§ SELECTED PASSAGE

★ ★ ★

When we interviewed the Hazel Project this past summer at the final Thomas Point Bluegrass Festival, all four of them made crystal clear that The Hazel Project is more than a tribute band, and it is not a cover band. Guitarist and singer Roy explained, “Our goal is not to replicate Hazel and Alice’s specific musical styles or idiosyncratic phrasing. We do not try to sing with southern accents or mimic them.” Instead, the band plays the duo’s songs with their own authentic understanding and love of the music.
Before jumping into the Hazel Project’s beginnings and evolution, it seems fitting to offer a quick history of the two legendary and pioneering bluegrass musicians, Hazel Dickens and Alice Gerrard. In the early 1950’s both Dickens and Gerrard lived and played in the DC area with a growing number of folk and bluegrass musicians. It wasn’t until the early 60’s that they began working on their duet singing and recorded their first album, Who’s That Knocking, for Verve/Folkways. For the next decade the duo recorded four albums, all critically acclaimed in the world of bluegrass and folk music. They also became promoters for other musicians and Alice participated in the early development of a magazine with which we are all familiar, Bluegrass Unlimited.
While their history is full of musical connections amongst the bluegrass world, including David Grisman and Bill Monroe, it is their unique and powerful music that earned them the title of bluegrass pioneers and trailblazers who broke into a traditionally male genre of music. One of their trademarks as a duo was their “high lonesome sound” a term often reserved for Bill Monroe and Del McCoury. Their wailing vocals, the haunting depth of their original songs, and the lyrics themselves which often addressed hard truths about injustice set them apart from their contemporaries and gained them an appreciative bluegrass audience.
While Dickens and Gerrard’s music gained them a place in the Bluegrass Hall of Fame in 2017, it is a rarity to hear their music now. All-star tribute bands occasionally bring their music back in the limelight, but those tribute bands come and go. The Hazel Project band has set out to change that and to exclusively play Dickens’ and Gerrard’s music, rescuing it from the bluegrass archives.
Fiddle player/vocalist Heron, banjo player/vocalist Bowder, guitar player/vocalist Roy and bass player/vocalist Lassonde each discovered Dickens and Gerrards music at different times in their lives and they all remember the first song they heard.
Bowder’s first memory of the duo was hearing “West Virginia, My Home.” She says, I learned it immediately and I’ve been singing it ever since. Heron particularly loved “True Life Blues.” She remembers, “My sisters and I would imitate their voices, and I always loved the raw sound they had compared to more polished country music that we heard on the radio.” Roy’s early personal favorite was “Won’t You Come and Sing for Me.” The beautiful melody, lyrics and tenderness really hit her hard. She says, “They delivered so delicately and yet with such strength.” Lassonde’s first favorite was also “Won’t You Come and Sing for Me.” She explains that she quickly learned it on guitar and sang it along with Whitney. “I was captivated and still am by their powerful lyrics, raw harmonies and subject matter.”

★ ★ ★

§ LISTING
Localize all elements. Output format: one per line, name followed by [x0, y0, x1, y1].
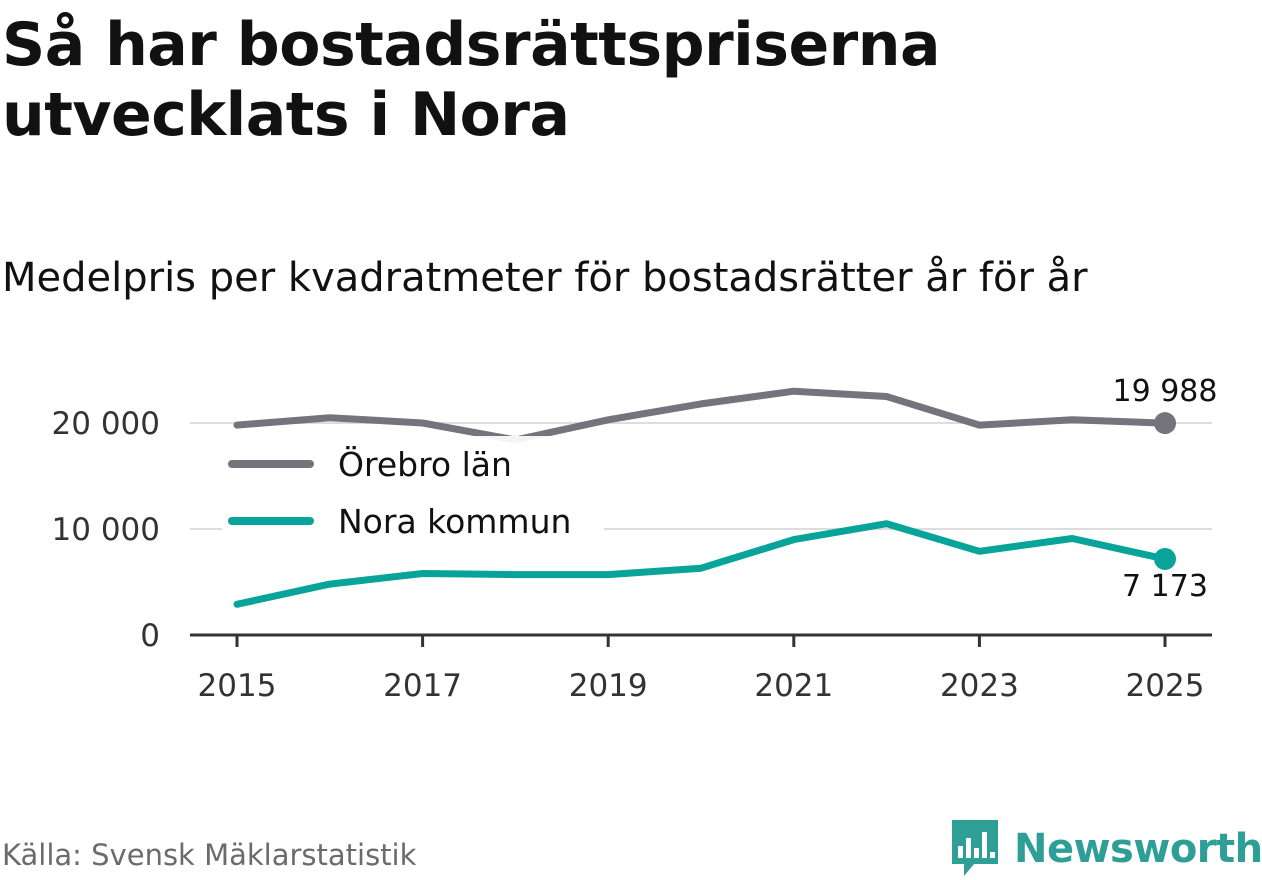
series-lines	[233, 387, 1176, 608]
end-value-label: 19 988	[1113, 374, 1218, 409]
series-line-0	[233, 387, 1169, 444]
brand-name: Newsworthy	[1014, 826, 1262, 872]
chart-title: Så har bostadsrättspriserna utvecklats i…	[2, 10, 940, 150]
y-tick-label: 10 000	[52, 512, 160, 548]
legend: Örebro län Nora kommun	[222, 436, 604, 548]
data-labels: 19 988 7 173	[1110, 371, 1221, 607]
series-end-marker	[1154, 412, 1176, 435]
x-tick-label: 2023	[940, 668, 1019, 704]
x-tick-label: 2017	[383, 668, 462, 704]
axes: 0 10 000 20 000 2015 2017 2019 2021 2023 2025	[52, 406, 1212, 704]
x-tick-label: 2015	[198, 668, 277, 704]
y-tick-label: 20 000	[52, 406, 160, 442]
end-value-label: 7 173	[1122, 569, 1208, 604]
series-end-marker	[1154, 547, 1176, 570]
newsworthy-logo: Newsworthy	[950, 818, 1262, 880]
x-tick-label: 2019	[569, 668, 648, 704]
legend-background	[222, 436, 604, 548]
x-tick-label: 2021	[754, 668, 833, 704]
legend-label: Örebro län	[338, 444, 512, 484]
newsworthy-icon	[952, 820, 998, 876]
x-tick-label: 2025	[1126, 668, 1205, 704]
chart-subtitle: Medelpris per kvadratmeter för bostadsrä…	[2, 255, 1088, 301]
legend-label: Nora kommun	[338, 502, 571, 541]
source-note: Källa: Svensk Mäklarstatistik	[2, 838, 417, 872]
series-line-1	[233, 520, 1169, 608]
y-tick-label: 0	[140, 618, 160, 654]
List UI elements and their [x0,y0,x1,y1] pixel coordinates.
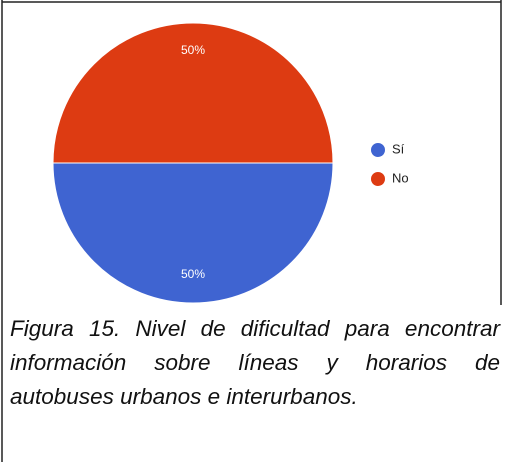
legend-marker [371,172,385,186]
pie-slice [52,22,334,164]
legend-marker [371,143,385,157]
slice-label: 50% [181,267,205,281]
legend-label: Sí [392,141,405,156]
legend-label: No [392,170,409,185]
caption: Figura 15. Nivel de dificultad para enco… [10,316,500,409]
slice-label: 50% [181,43,205,57]
pie-slice [52,162,334,304]
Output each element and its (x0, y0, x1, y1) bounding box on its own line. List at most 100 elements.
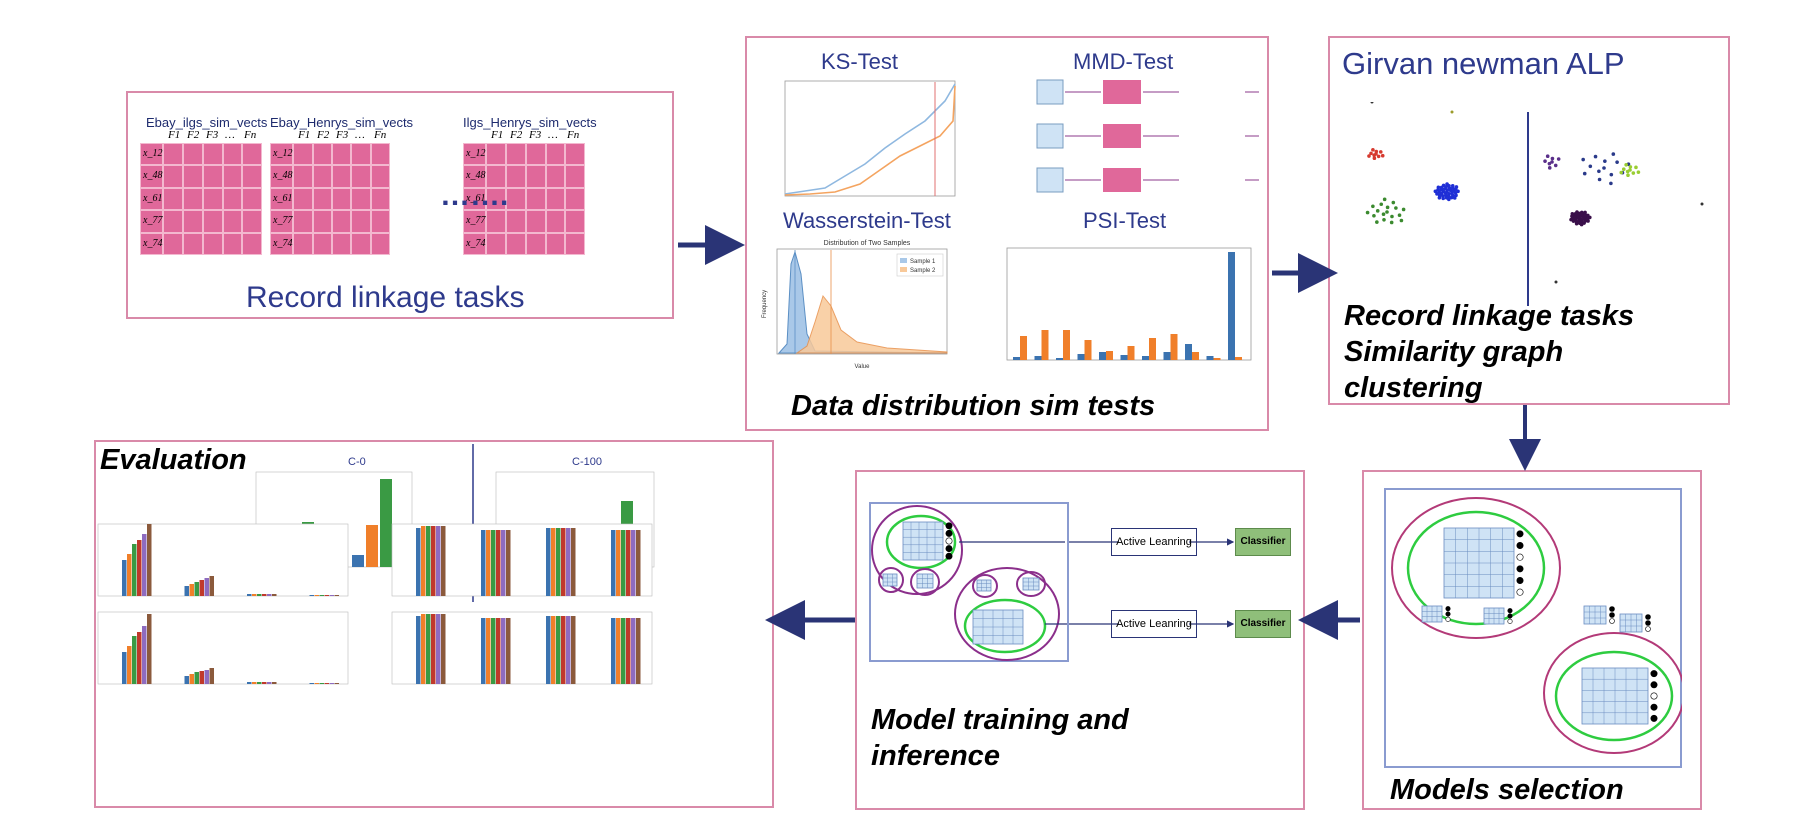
row-label: x_77 (140, 210, 164, 233)
wasserstein-legend-box (896, 253, 944, 277)
row-label: x_61 (140, 187, 164, 211)
feature-label: Fn (244, 129, 257, 141)
selection-panel: Models selection (1362, 470, 1702, 810)
psi-test-title: PSI-Test (1083, 208, 1167, 233)
training-caption-line-1: Model training and (871, 704, 1129, 736)
train-inner-1 (885, 514, 957, 570)
sim-matrix-grid: x_12 x_48 x_61 x_77 x_74 (270, 143, 390, 255)
row-label: x_74 (463, 232, 487, 255)
train-small-4 (1016, 571, 1046, 597)
row-label: x_77 (463, 210, 487, 233)
classifier-label-1: Classifier (1240, 536, 1286, 547)
feature-label: Fn (567, 129, 580, 141)
wasserstein-legend-sample-2: Sample 2 (910, 268, 936, 274)
feature-label: … (225, 129, 235, 141)
mmd-row-2 (1036, 123, 1259, 149)
evaluation-title: Evaluation (100, 444, 247, 476)
graph-caption-line-3: clustering (1344, 372, 1483, 404)
row-label: x_48 (463, 165, 487, 188)
training-panel: Active Leanring Active Leanring Classifi… (855, 470, 1305, 810)
selection-clusters (1391, 497, 1682, 754)
active-learning-box-2: Active Leanring (1111, 610, 1197, 638)
row-label: x_48 (140, 165, 164, 188)
ks-test-plot (784, 80, 956, 197)
sim-matrix-title: Ebay_Henrys_sim_vects (270, 115, 414, 130)
row-label: x_74 (140, 232, 164, 255)
feature-label: F1 (491, 129, 504, 141)
feature-label: F3 (529, 129, 542, 141)
cluster-outer-1 (1391, 497, 1561, 639)
classifier-box-1: Classifier (1235, 528, 1291, 556)
record-linkage-title: Record linkage tasks (246, 281, 525, 314)
wasserstein-test-plot: Distribution of Two Samples Sample 1 Sam… (762, 240, 948, 370)
train-inner-2 (963, 598, 1047, 654)
graph-panel: Girvan newman ALP Record linkage tasks S… (1328, 36, 1730, 405)
ellipsis-text: ……. (440, 179, 509, 212)
feature-label: F3 (336, 129, 349, 141)
wasserstein-ylabel: Frequency (762, 290, 768, 318)
feature-header: F1 F2 F3 … Fn (168, 129, 263, 141)
feature-label: F2 (187, 129, 200, 141)
training-frame (869, 502, 1069, 662)
feature-header: F1 F2 F3 … Fn (491, 129, 586, 141)
graph-caption-line-2: Similarity graph (1344, 336, 1564, 368)
wasserstein-plot-title: Distribution of Two Samples (824, 240, 911, 247)
feature-label: … (548, 129, 558, 141)
wasserstein-test-title: Wasserstein-Test (783, 208, 951, 233)
mmd-row-3 (1036, 167, 1259, 193)
feature-label: … (355, 129, 365, 141)
similarity-graph-plot (1365, 102, 1704, 306)
train-small-1 (878, 567, 904, 593)
training-clusters (871, 505, 1067, 661)
sim-matrix-title: Ebay_ilgs_sim_vects (146, 115, 268, 130)
row-label: x_77 (270, 210, 294, 233)
row-label: x_61 (463, 187, 487, 211)
sim-matrix: Ilgs_Henrys_sim_vects F1 F2 F3… Fn x_12 x_48 x_… (463, 115, 597, 275)
record-linkage-panel: Ebay_ilgs_sim_vects F1 F2 F3… Fn x_12 x_48 x_61… (126, 91, 674, 319)
evaluation-panel: Evaluation C-0 C-100 (94, 440, 774, 808)
cluster-inner-1 (1406, 510, 1546, 626)
eval-chart-title-c0: C-0 (348, 456, 366, 468)
tests-panel: KS-Test MMD-Test Wasserstein-Test PSI-Te… (745, 36, 1269, 431)
row-label: x_61 (270, 187, 294, 211)
sim-matrix-grid: x_12 x_48 x_61 x_77 x_74 (140, 143, 262, 255)
row-label: x_48 (270, 165, 294, 188)
training-caption-line-2: inference (871, 740, 1000, 772)
sim-matrix-grid: x_12 x_48 x_61 x_77 x_74 (463, 143, 585, 255)
active-learning-label-2: Active Leanring (1116, 618, 1192, 630)
mmd-row-1 (1036, 79, 1259, 105)
selection-caption: Models selection (1390, 774, 1624, 806)
feature-label: Fn (374, 129, 387, 141)
graph-panel-title: Girvan newman ALP (1342, 46, 1625, 81)
wasserstein-xlabel: Value (855, 364, 871, 370)
mmd-test-title: MMD-Test (1073, 49, 1174, 74)
psi-bars (1013, 252, 1242, 360)
train-small-2 (910, 568, 940, 596)
wasserstein-sample-2-density (795, 294, 948, 354)
eval-chart-title-c100: C-100 (572, 456, 602, 468)
row-label: x_12 (270, 143, 294, 166)
selection-frame (1384, 488, 1682, 768)
sim-matrix-title: Ilgs_Henrys_sim_vects (463, 115, 597, 130)
feature-label: F1 (168, 129, 181, 141)
tests-caption: Data distribution sim tests (791, 390, 1156, 422)
feature-label: F2 (317, 129, 330, 141)
mmd-test-diagram (1036, 79, 1259, 193)
row-label: x_12 (140, 143, 164, 166)
feature-label: F1 (298, 129, 311, 141)
psi-test-plot (1006, 247, 1252, 361)
sim-matrix: Ebay_Henrys_sim_vects F1 F2 F3… Fn x_12 x_48 x_… (270, 115, 413, 275)
feature-label: F3 (206, 129, 219, 141)
sim-matrix: Ebay_ilgs_sim_vects F1 F2 F3 … Fn x_12 x_48 x_61… (140, 115, 272, 275)
classifier-box-2: Classifier (1235, 610, 1291, 638)
graph-right-clusters (1543, 152, 1704, 284)
row-label: x_12 (463, 143, 487, 166)
active-learning-label-1: Active Leanring (1116, 536, 1192, 548)
train-outer-1 (871, 505, 963, 595)
eval-bottom-charts (97, 523, 653, 685)
feature-header: F1 F2 F3 … Fn (298, 129, 393, 141)
cluster-outer-2 (1543, 632, 1682, 754)
active-learning-box-1: Active Leanring (1111, 528, 1197, 556)
train-outer-2 (954, 567, 1060, 661)
ks-cdf-sample-2 (784, 85, 956, 196)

★ ★ ★

§ DIRECTIONS
1 – Lay out the stretch of the records from the line containing "legend-marker [371,172,385,186]" through the line containing "Output each element" as a numbered list, leaving out any blank lines.
2 – Carry on the article about the Hazel Project from the point at which it ends.

§ ANSWERS BY TASK
1 –
1. legend-marker [371,172,385,186]
2. pie-slice [52,22,334,164]
3. legend-marker [371,143,385,157]
4. slice-label: 50% [181,267,205,281]
5. legend-label: Sí [392,141,405,156]
6. legend-label: No [392,170,409,185]
7. caption: Figura 15. Nivel de dificultad para enco… [10,316,500,409]
8. slice-label: 50% [181,43,205,57]
9. pie-slice [52,162,334,304]
10. Output each element and its (x0, y0, x1, y1) bounding box on its own line. List at most 100 elements.

2 –
Each member of the band finds Dickens’ and Gerrard’s crooked songs, lonesome harmonies, and idiosyncratic phrasing challenging to sing together. Bowder says, “We strive to find the right balance between Hazel’s raw emotion, tone and delivery which are beautifully balanced by Alice’s lower register and rounded tonal quality.” The Hazel Project does not want to simply imitate Dickens and Gerrard. Instead, they want to create a version of the song that is emotionally authentic. Their goal to stay true to Dickens and Gerrard but also true to themselves and their own musical interpretation of the songs.
When Shari Elder, Thomas Point Bluegrass Festival promoter first heard the Hazel Project in 2023 performing at Nippo Lake Bluegrass Series in Barrington, New Hampshire and then at Ossipee Music Festival, in Maine, she had no doubt that she wanted them to play on the TPB main stage. She remembers, “I knew of most of the members in various ways. Lassonde had played the Thomas Point Beach Festival with the New England Bluegrass Band and opened the festival with Cecil Abels singing the national anthem.” Elder knew of Heron for her fiddling, banjo playing and singing in Green Heron and Roy for her musicianship and vocals in her band Old Hat Stringband. Elder never regretted hiring them. “They were incredibly well received at the 2024 festival and were so professional and lovely to work with.”
Elder recalls, “After the festival, we had one festival goer post some pictures of the band with the caption “The Hazel Project, that one band at a festival you know nothing about but blows you away.”
In 2024, Candi Sawyer, promoter for Jenny Brook Bluegrass Festival in Turnbridge Vermont, heard the band at Thomas Point and she immediately wanted to hire them to play for Jenny Brook’s 2025 Festival. Sawyer says that the first song she heard them sing was all it took. “As I walked into the stage area at Thomas Point Beach and heard “Just A Few Old Memories” by the Hazel Project, I was moved by their tribute to the late Hazel Dickens. Their dedication to preserving her legacy and passion for traditional bluegrass music continued throughout their set, making them an easy choice for Jenny Brook in 2025.”
In addition to Jenny Brook Bluegrass Festival, you can see the Hazel Project at Ossipee Music Festival this summer as well as local gigs in New England. Whether you are new to Dickens and Gerrard, or long-time fans of the pioneering duo, the Hazel Project’s musicianship and harmonies are reason enough to check out this newly emerging bluegrass band.